**Written problem**: Quote the records in full and leave their pictures out.
##############################
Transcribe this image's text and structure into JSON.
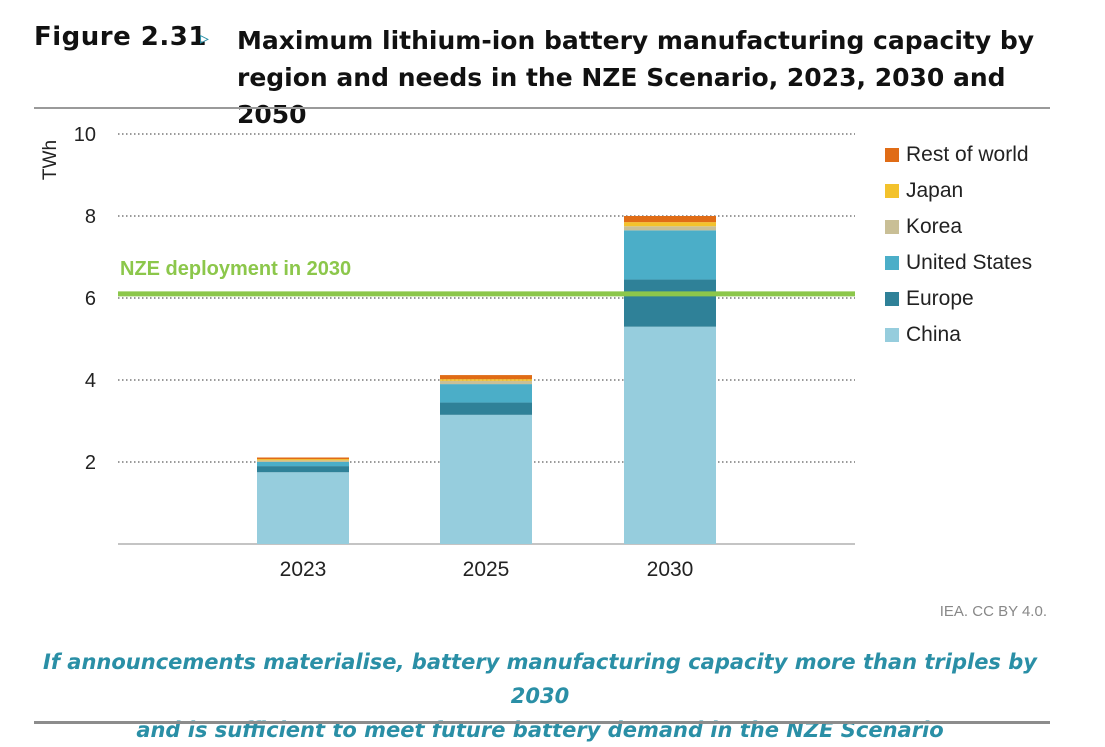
{
  "figure": {
    "label": "Figure 2.31",
    "arrow": "▹",
    "title": "Maximum lithium-ion battery manufacturing capacity by region and needs in the NZE Scenario, 2023, 2030 and 2050"
  },
  "source": "IEA. CC BY 4.0.",
  "caption_lines": [
    "If announcements materialise, battery manufacturing capacity more than triples by 2030",
    "and is sufficient to meet future battery demand in the NZE Scenario"
  ],
  "chart_data": {
    "type": "bar",
    "stacked": true,
    "categories": [
      "2023",
      "2025",
      "2030"
    ],
    "ylabel": "TWh",
    "ylim": [
      0,
      10
    ],
    "yticks": [
      2,
      4,
      6,
      8,
      10
    ],
    "grid": true,
    "legend_position": "right",
    "series": [
      {
        "name": "China",
        "color": "#96cddd",
        "values": [
          1.75,
          3.15,
          5.3
        ]
      },
      {
        "name": "Europe",
        "color": "#2f8198",
        "values": [
          0.15,
          0.3,
          1.15
        ]
      },
      {
        "name": "United States",
        "color": "#4baec8",
        "values": [
          0.1,
          0.45,
          1.2
        ]
      },
      {
        "name": "Korea",
        "color": "#c9bf96",
        "values": [
          0.04,
          0.08,
          0.1
        ]
      },
      {
        "name": "Japan",
        "color": "#f3c22c",
        "values": [
          0.03,
          0.04,
          0.1
        ]
      },
      {
        "name": "Rest of world",
        "color": "#e06c16",
        "values": [
          0.04,
          0.1,
          0.15
        ]
      }
    ],
    "reference_line": {
      "label": "NZE deployment in 2030",
      "value": 6.1,
      "color": "#8cc74b"
    }
  }
}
##############################
**The answer**:
Transcribe this image's text and structure into JSON.
{
  "figure": {
    "label": "Figure 2.31",
    "arrow": "▹",
    "title": "Maximum lithium-ion battery manufacturing capacity by region and needs in the NZE Scenario, 2023, 2030 and 2050"
  },
  "source": "IEA. CC BY 4.0.",
  "caption_lines": [
    "If announcements materialise, battery manufacturing capacity more than triples by 2030",
    "and is sufficient to meet future battery demand in the NZE Scenario"
  ],
  "chart_data": {
    "type": "bar",
    "stacked": true,
    "categories": [
      "2023",
      "2025",
      "2030"
    ],
    "ylabel": "TWh",
    "ylim": [
      0,
      10
    ],
    "yticks": [
      2,
      4,
      6,
      8,
      10
    ],
    "grid": true,
    "legend_position": "right",
    "series": [
      {
        "name": "China",
        "color": "#96cddd",
        "values": [
          1.75,
          3.15,
          5.3
        ]
      },
      {
        "name": "Europe",
        "color": "#2f8198",
        "values": [
          0.15,
          0.3,
          1.15
        ]
      },
      {
        "name": "United States",
        "color": "#4baec8",
        "values": [
          0.1,
          0.45,
          1.2
        ]
      },
      {
        "name": "Korea",
        "color": "#c9bf96",
        "values": [
          0.04,
          0.08,
          0.1
        ]
      },
      {
        "name": "Japan",
        "color": "#f3c22c",
        "values": [
          0.03,
          0.04,
          0.1
        ]
      },
      {
        "name": "Rest of world",
        "color": "#e06c16",
        "values": [
          0.04,
          0.1,
          0.15
        ]
      }
    ],
    "reference_line": {
      "label": "NZE deployment in 2030",
      "value": 6.1,
      "color": "#8cc74b"
    }
  }
}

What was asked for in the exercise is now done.